From the entries below, gather every line containing the string "category".

─── Records shown ───

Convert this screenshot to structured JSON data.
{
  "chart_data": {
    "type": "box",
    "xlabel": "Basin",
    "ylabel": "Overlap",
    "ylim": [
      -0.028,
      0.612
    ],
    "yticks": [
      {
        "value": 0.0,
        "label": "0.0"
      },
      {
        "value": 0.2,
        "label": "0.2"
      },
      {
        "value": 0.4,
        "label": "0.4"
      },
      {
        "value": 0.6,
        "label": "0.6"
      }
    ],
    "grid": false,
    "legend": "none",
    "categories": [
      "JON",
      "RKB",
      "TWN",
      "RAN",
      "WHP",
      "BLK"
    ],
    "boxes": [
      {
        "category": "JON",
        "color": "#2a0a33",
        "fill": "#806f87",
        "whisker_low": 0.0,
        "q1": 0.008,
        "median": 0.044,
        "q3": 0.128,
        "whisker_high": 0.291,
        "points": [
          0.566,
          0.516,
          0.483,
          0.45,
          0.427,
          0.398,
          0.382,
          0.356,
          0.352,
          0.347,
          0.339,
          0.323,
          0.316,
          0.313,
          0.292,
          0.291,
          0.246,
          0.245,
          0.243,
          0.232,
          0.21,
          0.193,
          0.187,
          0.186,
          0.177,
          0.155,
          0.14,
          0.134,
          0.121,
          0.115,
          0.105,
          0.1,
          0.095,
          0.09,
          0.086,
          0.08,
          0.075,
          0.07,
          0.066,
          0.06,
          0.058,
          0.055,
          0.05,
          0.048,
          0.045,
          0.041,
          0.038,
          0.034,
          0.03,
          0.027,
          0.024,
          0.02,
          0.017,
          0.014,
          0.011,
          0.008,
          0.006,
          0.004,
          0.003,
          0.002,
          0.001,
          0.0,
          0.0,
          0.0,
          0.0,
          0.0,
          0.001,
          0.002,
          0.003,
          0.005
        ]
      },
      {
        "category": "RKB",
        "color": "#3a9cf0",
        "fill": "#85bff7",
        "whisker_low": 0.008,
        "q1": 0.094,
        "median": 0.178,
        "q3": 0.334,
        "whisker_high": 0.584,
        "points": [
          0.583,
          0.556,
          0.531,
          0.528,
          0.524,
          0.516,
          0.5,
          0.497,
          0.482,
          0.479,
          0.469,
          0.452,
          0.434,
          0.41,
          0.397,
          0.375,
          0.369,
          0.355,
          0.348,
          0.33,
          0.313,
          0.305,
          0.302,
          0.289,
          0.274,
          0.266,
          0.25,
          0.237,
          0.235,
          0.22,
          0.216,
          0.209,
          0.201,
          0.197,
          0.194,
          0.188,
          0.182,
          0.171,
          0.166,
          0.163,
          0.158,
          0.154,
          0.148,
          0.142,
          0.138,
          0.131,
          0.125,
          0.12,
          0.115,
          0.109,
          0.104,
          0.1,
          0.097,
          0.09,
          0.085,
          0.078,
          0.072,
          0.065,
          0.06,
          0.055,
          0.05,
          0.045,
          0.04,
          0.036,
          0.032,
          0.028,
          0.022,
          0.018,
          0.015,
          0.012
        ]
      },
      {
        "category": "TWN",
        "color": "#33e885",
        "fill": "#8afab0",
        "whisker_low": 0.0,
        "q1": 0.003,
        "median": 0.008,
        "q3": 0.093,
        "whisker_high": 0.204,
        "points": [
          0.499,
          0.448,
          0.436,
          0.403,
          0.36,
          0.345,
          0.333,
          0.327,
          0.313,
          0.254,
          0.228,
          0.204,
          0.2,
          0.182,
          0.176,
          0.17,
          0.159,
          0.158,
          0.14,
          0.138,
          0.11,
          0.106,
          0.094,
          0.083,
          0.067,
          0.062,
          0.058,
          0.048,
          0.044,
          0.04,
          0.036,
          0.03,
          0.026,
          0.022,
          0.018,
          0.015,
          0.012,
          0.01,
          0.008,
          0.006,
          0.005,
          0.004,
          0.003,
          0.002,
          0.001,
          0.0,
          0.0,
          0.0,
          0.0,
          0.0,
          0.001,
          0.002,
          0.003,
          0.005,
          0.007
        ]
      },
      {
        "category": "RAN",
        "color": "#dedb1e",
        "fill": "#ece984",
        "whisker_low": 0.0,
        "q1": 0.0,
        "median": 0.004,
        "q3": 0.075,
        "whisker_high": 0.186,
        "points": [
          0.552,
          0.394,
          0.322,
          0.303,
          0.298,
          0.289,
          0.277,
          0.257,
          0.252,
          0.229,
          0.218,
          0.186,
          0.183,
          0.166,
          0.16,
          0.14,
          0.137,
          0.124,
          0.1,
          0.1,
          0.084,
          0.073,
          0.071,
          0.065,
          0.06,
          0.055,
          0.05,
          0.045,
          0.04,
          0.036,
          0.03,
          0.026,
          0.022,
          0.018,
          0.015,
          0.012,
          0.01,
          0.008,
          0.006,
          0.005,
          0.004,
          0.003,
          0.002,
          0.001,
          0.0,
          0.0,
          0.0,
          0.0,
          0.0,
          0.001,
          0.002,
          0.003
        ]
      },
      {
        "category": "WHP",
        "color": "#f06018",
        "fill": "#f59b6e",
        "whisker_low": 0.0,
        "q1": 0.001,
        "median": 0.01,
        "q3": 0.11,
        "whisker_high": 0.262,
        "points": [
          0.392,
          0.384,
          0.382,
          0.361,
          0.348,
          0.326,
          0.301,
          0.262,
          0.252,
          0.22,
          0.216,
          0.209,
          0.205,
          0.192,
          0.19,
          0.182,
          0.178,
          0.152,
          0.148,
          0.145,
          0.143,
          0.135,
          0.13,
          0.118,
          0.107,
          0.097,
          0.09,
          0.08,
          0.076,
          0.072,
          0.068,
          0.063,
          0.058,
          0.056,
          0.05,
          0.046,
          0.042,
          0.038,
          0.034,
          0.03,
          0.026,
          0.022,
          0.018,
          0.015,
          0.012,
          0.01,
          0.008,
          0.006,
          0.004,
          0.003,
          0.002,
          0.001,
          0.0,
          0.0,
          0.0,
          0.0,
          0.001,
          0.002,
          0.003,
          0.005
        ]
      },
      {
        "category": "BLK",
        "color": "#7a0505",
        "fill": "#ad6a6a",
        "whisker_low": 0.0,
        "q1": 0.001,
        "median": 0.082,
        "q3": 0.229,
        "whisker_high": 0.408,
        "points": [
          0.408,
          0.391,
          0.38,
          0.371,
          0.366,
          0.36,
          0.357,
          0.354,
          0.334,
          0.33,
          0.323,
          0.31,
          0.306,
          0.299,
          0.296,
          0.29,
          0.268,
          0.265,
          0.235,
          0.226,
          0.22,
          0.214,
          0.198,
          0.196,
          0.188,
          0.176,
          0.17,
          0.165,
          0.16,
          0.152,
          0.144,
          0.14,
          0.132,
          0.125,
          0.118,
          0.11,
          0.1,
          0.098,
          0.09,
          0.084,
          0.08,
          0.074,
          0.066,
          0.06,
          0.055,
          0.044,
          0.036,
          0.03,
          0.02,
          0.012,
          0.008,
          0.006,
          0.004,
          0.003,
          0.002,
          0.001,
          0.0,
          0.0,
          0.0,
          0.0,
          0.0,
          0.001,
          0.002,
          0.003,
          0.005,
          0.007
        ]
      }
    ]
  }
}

───

Answer in full:
        "category": "JON",
        "category": "RKB",
        "category": "TWN",
        "category": "RAN",
        "category": "WHP",
        "category": "BLK",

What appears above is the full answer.